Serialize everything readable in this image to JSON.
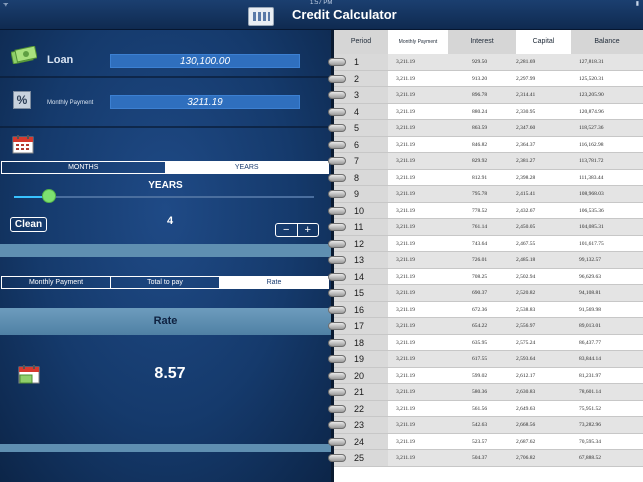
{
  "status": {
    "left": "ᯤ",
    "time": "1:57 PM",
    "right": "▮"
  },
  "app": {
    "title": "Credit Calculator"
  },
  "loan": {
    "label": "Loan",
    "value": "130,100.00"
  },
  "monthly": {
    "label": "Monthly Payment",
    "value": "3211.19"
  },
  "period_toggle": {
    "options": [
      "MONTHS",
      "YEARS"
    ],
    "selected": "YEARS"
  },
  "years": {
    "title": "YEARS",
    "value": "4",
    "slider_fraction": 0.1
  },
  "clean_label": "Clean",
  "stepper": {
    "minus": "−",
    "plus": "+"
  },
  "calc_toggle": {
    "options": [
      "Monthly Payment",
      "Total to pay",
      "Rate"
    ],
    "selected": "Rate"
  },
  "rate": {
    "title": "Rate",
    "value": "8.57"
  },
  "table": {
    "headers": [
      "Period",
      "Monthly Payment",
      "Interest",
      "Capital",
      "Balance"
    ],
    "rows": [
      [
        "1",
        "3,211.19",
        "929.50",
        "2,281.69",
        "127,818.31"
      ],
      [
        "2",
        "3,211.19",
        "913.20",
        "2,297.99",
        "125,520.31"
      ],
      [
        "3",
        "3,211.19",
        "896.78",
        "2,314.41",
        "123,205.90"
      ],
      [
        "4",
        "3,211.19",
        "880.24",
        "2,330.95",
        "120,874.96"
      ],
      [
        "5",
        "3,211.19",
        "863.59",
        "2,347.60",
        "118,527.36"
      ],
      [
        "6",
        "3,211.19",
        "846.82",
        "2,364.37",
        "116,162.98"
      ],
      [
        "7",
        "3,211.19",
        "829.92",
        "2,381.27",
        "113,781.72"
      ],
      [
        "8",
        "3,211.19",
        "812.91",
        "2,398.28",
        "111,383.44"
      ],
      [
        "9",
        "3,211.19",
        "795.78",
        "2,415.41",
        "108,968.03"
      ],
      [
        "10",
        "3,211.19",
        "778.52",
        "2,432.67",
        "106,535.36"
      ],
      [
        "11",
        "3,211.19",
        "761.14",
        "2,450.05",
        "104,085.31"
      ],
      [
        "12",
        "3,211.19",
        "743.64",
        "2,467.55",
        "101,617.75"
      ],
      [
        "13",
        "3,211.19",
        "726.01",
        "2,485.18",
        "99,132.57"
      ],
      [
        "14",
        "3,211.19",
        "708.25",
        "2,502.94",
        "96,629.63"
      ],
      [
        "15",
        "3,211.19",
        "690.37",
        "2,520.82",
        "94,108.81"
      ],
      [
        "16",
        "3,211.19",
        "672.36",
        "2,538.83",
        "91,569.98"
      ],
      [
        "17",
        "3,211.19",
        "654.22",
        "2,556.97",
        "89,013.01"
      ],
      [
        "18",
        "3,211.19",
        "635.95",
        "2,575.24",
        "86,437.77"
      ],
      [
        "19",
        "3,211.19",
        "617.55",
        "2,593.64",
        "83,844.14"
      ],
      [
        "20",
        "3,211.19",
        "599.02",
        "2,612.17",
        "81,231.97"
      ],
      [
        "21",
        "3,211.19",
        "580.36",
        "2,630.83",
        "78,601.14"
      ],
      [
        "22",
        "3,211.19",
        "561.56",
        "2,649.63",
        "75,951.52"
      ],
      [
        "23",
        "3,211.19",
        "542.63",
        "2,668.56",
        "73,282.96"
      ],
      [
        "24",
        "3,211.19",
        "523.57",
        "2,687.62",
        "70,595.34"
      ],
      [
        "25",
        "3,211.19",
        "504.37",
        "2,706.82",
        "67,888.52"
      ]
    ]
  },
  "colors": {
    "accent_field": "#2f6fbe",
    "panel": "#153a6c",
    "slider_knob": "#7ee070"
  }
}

==

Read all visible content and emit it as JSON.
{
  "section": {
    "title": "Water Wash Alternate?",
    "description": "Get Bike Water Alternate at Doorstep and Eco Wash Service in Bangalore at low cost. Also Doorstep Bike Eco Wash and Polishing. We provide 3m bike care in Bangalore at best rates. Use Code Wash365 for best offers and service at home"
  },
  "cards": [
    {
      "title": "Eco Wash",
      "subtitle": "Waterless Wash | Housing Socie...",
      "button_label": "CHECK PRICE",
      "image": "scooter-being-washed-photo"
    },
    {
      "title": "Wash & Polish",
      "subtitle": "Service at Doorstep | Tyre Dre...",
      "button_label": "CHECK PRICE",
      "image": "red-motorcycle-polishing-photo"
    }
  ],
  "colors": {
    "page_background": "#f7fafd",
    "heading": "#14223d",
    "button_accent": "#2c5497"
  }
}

→ **TASK INSTRUCTIONS**: In the records above, locate every line with the string "Alternate" and copy it.

→ **EXERCISE RESULT**:
    "title": "Water Wash Alternate?",
    "description": "Get Bike Water Alternate at Doorstep and Eco Wash Service in Bangalore at low cost. Also Doorstep Bike Eco Wash and Polishing. We provide 3m bike care in Bangalore at best rates. Use Code Wash365 for best offers and service at home"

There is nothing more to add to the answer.